──────── Entries supplied ────────
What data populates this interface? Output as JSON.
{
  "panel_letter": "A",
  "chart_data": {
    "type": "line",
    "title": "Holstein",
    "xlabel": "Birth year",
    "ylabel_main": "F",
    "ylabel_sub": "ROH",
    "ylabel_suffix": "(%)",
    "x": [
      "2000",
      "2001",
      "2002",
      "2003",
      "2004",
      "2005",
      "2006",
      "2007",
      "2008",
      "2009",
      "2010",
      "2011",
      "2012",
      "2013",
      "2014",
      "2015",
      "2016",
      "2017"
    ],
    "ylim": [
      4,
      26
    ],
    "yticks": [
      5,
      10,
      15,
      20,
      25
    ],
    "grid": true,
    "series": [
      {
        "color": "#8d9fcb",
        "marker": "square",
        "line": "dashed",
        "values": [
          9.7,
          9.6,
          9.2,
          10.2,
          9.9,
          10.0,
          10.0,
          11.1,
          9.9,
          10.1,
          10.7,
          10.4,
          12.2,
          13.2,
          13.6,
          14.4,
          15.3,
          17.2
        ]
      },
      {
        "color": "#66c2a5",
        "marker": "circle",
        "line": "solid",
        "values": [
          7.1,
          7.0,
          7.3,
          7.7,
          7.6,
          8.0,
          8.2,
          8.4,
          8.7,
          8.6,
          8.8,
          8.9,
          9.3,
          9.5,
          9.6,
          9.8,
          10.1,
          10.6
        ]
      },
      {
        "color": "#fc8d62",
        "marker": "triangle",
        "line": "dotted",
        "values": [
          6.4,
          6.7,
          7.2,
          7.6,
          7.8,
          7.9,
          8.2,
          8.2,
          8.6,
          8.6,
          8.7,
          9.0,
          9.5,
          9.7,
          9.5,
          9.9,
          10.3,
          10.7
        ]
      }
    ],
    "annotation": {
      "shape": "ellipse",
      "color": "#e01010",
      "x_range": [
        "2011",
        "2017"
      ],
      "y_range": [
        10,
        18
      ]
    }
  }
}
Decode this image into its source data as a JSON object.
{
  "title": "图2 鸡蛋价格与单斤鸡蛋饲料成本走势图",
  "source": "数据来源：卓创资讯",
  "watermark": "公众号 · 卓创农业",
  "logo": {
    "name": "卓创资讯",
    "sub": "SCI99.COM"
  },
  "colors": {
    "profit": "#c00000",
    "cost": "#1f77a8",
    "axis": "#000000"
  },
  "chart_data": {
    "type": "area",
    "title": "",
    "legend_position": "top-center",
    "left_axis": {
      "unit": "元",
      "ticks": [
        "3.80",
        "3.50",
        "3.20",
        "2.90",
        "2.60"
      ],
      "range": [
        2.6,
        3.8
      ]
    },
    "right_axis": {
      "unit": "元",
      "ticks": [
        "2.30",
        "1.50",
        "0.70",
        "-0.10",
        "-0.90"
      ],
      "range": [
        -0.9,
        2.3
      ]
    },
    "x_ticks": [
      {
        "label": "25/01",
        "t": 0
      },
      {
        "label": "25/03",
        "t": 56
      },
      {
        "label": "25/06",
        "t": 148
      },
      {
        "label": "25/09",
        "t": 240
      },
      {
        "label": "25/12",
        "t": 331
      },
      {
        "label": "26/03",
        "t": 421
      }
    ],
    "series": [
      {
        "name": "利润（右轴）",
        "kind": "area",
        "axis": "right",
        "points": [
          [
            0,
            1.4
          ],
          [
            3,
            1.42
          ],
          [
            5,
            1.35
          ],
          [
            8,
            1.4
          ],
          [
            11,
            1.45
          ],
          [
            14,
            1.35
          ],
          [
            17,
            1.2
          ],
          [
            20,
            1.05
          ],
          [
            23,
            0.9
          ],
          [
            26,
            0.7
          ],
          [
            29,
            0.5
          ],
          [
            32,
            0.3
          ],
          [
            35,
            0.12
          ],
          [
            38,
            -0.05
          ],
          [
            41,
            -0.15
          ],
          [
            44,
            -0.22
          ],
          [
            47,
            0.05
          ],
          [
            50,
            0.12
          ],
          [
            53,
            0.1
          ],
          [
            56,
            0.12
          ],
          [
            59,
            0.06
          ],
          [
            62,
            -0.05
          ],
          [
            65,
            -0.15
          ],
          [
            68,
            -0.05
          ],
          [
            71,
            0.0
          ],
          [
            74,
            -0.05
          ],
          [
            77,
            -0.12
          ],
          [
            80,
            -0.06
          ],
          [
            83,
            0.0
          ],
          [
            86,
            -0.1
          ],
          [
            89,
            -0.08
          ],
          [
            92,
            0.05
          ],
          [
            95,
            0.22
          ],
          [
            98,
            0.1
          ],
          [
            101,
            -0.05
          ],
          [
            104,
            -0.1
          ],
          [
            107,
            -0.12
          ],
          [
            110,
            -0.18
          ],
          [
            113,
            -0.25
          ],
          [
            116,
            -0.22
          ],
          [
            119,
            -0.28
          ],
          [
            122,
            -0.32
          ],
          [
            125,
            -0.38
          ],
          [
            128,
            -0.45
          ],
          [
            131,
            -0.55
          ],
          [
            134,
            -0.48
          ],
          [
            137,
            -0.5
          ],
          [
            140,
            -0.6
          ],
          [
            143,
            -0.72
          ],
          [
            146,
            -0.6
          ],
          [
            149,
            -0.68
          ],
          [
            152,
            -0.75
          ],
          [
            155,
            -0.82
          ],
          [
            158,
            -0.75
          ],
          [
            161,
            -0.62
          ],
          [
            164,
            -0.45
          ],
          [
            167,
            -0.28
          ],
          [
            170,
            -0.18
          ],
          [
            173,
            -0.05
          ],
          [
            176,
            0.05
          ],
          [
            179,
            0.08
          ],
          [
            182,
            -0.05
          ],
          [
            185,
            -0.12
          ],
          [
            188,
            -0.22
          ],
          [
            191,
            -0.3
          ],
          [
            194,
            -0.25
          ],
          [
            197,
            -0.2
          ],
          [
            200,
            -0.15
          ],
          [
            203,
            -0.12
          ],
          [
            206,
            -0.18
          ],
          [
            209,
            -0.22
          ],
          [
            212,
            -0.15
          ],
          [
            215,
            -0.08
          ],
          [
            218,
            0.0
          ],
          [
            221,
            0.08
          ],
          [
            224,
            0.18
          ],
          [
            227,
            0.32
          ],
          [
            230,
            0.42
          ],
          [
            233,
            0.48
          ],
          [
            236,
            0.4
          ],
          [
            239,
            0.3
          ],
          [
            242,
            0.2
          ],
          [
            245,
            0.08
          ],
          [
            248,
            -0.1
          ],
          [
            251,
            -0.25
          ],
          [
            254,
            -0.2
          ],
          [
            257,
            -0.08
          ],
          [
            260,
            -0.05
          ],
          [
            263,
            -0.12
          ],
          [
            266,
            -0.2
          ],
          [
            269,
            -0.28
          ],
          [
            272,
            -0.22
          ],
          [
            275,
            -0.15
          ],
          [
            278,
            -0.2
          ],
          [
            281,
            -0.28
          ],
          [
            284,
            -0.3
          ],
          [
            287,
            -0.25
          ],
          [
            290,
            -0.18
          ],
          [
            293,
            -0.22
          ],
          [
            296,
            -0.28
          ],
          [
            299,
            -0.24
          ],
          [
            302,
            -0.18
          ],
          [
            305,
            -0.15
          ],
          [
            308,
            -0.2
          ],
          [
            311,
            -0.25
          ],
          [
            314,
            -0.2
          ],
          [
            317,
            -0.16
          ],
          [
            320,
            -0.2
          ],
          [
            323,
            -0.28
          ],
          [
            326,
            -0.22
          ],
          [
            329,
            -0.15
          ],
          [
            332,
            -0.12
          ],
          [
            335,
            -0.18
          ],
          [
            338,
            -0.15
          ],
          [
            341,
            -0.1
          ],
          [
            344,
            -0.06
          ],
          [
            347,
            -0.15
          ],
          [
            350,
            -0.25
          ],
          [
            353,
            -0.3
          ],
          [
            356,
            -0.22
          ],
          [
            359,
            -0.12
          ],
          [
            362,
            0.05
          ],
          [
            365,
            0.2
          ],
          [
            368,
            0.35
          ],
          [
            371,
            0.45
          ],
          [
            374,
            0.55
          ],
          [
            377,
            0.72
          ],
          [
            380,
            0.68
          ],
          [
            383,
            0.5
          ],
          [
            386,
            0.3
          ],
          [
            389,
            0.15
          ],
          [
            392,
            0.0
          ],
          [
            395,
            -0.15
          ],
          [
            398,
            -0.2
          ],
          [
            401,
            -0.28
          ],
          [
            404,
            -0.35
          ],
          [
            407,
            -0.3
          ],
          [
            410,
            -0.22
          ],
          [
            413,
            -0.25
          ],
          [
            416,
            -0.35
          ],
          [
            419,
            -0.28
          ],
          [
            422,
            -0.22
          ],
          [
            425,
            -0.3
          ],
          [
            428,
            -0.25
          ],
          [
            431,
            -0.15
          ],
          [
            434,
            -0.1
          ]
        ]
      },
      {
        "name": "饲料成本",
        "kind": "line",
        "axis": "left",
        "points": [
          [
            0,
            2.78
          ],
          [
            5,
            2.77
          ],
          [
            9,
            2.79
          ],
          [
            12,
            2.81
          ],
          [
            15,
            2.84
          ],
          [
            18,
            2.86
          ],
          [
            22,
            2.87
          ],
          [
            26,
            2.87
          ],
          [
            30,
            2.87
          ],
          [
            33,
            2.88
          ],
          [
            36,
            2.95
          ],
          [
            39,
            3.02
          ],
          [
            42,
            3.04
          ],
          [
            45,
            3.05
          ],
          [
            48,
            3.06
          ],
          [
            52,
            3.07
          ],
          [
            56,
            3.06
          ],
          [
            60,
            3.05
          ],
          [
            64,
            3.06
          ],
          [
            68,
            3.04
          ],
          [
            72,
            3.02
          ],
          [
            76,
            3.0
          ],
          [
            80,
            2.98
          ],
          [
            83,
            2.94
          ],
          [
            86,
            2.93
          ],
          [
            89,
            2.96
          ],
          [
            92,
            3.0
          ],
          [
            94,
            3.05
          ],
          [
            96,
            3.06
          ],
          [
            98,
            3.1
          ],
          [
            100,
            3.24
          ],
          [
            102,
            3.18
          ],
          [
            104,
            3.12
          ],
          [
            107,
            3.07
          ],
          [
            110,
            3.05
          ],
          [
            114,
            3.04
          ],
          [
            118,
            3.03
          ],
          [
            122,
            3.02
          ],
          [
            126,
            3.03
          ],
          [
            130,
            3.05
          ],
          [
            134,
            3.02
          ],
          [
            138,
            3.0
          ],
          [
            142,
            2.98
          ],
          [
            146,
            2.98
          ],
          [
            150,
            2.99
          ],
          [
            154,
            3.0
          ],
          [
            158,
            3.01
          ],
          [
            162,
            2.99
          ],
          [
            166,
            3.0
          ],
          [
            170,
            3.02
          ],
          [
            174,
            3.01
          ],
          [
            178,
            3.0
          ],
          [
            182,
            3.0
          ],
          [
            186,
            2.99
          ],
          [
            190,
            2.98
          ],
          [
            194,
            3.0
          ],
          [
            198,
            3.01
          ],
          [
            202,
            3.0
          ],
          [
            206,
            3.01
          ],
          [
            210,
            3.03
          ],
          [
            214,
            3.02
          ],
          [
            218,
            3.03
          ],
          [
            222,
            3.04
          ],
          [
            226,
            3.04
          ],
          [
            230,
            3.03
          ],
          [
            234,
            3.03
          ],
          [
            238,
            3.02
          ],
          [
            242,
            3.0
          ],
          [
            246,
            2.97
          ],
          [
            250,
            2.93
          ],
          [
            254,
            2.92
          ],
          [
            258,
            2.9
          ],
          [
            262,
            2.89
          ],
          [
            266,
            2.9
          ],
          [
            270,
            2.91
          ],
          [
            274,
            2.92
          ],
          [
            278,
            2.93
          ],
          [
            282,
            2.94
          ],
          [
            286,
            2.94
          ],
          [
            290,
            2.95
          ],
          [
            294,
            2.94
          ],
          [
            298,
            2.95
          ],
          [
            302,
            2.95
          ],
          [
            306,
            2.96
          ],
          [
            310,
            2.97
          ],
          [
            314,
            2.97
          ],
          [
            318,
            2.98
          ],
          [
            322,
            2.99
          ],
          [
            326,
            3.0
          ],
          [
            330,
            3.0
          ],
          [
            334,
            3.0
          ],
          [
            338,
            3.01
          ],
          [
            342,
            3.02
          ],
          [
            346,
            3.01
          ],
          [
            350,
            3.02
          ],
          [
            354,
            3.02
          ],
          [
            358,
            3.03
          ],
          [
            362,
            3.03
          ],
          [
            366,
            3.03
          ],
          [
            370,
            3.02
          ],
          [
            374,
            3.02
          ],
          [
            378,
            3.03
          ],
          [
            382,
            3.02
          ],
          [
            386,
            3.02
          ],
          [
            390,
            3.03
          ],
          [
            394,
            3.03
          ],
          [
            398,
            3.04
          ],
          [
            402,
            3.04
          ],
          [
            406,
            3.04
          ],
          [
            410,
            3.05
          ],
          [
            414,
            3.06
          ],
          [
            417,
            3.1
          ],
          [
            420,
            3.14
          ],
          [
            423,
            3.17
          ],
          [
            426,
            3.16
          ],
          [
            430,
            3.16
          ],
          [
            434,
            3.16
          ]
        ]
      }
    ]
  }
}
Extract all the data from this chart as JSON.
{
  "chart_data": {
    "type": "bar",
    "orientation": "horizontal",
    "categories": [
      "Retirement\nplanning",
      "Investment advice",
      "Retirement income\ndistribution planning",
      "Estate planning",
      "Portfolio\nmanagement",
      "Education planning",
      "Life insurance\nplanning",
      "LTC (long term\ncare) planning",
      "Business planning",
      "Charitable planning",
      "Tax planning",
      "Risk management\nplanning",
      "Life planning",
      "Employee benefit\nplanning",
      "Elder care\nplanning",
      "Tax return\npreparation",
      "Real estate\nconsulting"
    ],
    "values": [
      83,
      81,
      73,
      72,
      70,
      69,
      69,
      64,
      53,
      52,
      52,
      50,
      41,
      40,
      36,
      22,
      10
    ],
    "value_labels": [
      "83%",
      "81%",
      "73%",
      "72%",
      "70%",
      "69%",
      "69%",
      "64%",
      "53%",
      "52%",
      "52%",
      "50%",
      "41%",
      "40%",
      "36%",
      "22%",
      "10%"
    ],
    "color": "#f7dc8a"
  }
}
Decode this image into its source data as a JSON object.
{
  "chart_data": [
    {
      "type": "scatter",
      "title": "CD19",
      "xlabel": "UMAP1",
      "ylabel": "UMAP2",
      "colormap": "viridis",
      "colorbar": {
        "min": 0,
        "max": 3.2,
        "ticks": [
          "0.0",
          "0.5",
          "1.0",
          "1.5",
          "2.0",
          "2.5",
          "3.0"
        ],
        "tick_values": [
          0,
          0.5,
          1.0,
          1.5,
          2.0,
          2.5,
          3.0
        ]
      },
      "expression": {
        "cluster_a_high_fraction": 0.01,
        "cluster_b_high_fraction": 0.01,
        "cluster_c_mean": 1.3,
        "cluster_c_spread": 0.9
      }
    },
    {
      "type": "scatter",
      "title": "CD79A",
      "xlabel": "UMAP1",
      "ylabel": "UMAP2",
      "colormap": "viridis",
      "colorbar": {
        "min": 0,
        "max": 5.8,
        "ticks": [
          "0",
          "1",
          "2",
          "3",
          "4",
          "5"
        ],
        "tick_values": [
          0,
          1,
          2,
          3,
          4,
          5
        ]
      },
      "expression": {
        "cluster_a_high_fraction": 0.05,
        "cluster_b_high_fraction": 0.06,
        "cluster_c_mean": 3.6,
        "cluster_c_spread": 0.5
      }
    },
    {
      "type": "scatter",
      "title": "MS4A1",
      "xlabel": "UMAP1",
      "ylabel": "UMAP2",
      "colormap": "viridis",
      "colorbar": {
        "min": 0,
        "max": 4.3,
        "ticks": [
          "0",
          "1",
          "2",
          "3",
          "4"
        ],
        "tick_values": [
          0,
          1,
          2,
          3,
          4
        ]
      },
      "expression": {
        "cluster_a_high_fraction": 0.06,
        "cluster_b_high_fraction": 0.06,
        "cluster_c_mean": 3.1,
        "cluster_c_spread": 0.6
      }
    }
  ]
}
────────
Work to do:
Identify every line where the string "title" appears.

Written answer:
    "title": "Holstein",
  "title": "图2 鸡蛋价格与单斤鸡蛋饲料成本走势图",
    "title": "",
      "title": "CD19",
      "title": "CD79A",
      "title": "MS4A1",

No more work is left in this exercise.